Every record that follows must be duplicated exactly, with images left out.

● ● ● ● ● ● ●

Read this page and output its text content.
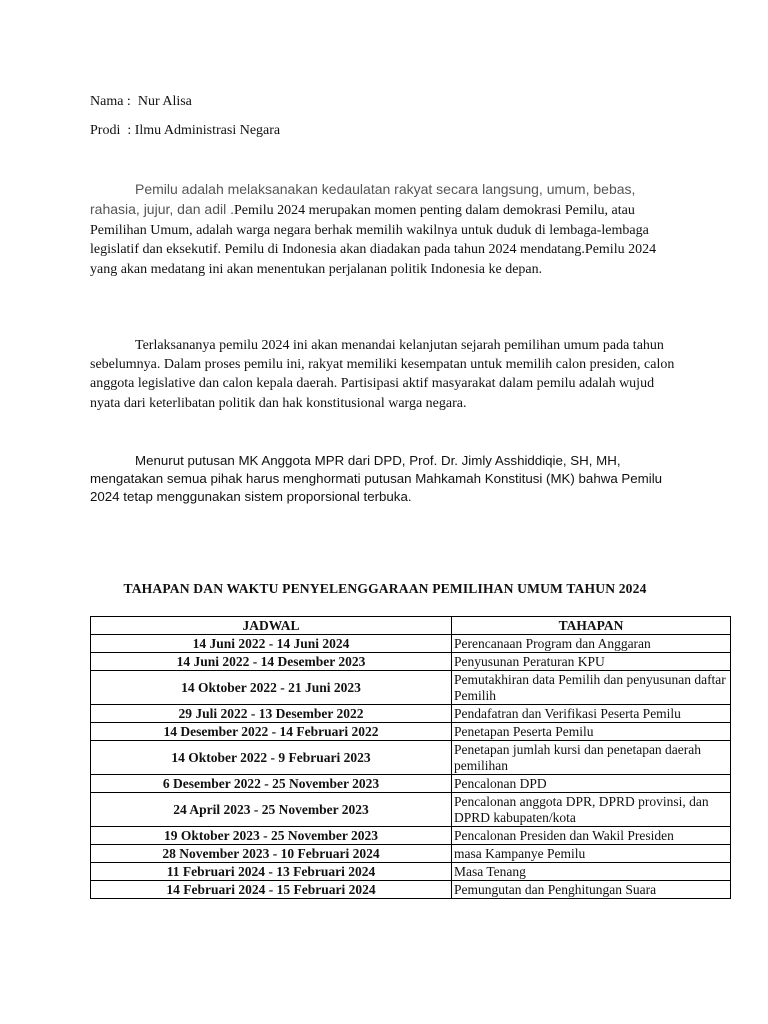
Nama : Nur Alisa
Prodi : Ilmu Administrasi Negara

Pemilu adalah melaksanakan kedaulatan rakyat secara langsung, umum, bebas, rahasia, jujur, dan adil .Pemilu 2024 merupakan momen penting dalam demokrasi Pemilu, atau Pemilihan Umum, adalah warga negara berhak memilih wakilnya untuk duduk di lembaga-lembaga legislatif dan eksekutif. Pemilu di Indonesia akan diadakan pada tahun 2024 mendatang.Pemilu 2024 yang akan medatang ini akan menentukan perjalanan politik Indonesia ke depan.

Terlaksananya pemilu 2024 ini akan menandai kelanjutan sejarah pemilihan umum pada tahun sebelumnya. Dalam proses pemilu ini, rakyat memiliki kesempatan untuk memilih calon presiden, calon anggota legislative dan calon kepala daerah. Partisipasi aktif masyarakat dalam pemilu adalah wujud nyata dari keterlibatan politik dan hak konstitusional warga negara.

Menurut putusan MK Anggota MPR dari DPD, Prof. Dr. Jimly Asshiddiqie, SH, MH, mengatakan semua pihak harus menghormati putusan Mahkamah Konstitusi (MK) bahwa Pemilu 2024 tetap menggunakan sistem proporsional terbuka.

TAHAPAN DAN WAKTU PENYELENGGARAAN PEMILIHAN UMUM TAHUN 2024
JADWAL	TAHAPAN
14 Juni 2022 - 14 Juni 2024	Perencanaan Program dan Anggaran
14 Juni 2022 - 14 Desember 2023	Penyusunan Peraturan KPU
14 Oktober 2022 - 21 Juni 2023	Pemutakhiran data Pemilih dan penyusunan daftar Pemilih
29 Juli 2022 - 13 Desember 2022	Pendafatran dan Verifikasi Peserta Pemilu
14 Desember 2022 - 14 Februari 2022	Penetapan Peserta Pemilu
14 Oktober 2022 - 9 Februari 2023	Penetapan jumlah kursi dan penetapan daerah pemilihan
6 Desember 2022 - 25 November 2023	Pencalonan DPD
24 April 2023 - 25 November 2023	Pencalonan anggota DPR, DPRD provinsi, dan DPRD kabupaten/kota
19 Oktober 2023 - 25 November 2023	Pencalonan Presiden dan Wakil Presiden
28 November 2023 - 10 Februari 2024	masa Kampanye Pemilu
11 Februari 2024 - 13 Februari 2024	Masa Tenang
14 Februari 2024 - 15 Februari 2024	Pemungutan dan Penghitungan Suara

● ● ● ● ● ● ●

WRITTEN REPLY:
Read this page and output its text content.
Nama : Nur Alisa
Prodi : Ilmu Administrasi Negara

Pemilu adalah melaksanakan kedaulatan rakyat secara langsung, umum, bebas, rahasia, jujur, dan adil .Pemilu 2024 merupakan momen penting dalam demokrasi Pemilu, atau Pemilihan Umum, adalah warga negara berhak memilih wakilnya untuk duduk di lembaga-lembaga legislatif dan eksekutif. Pemilu di Indonesia akan diadakan pada tahun 2024 mendatang.Pemilu 2024 yang akan medatang ini akan menentukan perjalanan politik Indonesia ke depan.

Terlaksananya pemilu 2024 ini akan menandai kelanjutan sejarah pemilihan umum pada tahun sebelumnya. Dalam proses pemilu ini, rakyat memiliki kesempatan untuk memilih calon presiden, calon anggota legislative dan calon kepala daerah. Partisipasi aktif masyarakat dalam pemilu adalah wujud nyata dari keterlibatan politik dan hak konstitusional warga negara.

Menurut putusan MK Anggota MPR dari DPD, Prof. Dr. Jimly Asshiddiqie, SH, MH, mengatakan semua pihak harus menghormati putusan Mahkamah Konstitusi (MK) bahwa Pemilu 2024 tetap menggunakan sistem proporsional terbuka.

TAHAPAN DAN WAKTU PENYELENGGARAAN PEMILIHAN UMUM TAHUN 2024
JADWAL	TAHAPAN
14 Juni 2022 - 14 Juni 2024	Perencanaan Program dan Anggaran
14 Juni 2022 - 14 Desember 2023	Penyusunan Peraturan KPU
14 Oktober 2022 - 21 Juni 2023	Pemutakhiran data Pemilih dan penyusunan daftar Pemilih
29 Juli 2022 - 13 Desember 2022	Pendafatran dan Verifikasi Peserta Pemilu
14 Desember 2022 - 14 Februari 2022	Penetapan Peserta Pemilu
14 Oktober 2022 - 9 Februari 2023	Penetapan jumlah kursi dan penetapan daerah pemilihan
6 Desember 2022 - 25 November 2023	Pencalonan DPD
24 April 2023 - 25 November 2023	Pencalonan anggota DPR, DPRD provinsi, dan DPRD kabupaten/kota
19 Oktober 2023 - 25 November 2023	Pencalonan Presiden dan Wakil Presiden
28 November 2023 - 10 Februari 2024	masa Kampanye Pemilu
11 Februari 2024 - 13 Februari 2024	Masa Tenang
14 Februari 2024 - 15 Februari 2024	Pemungutan dan Penghitungan Suara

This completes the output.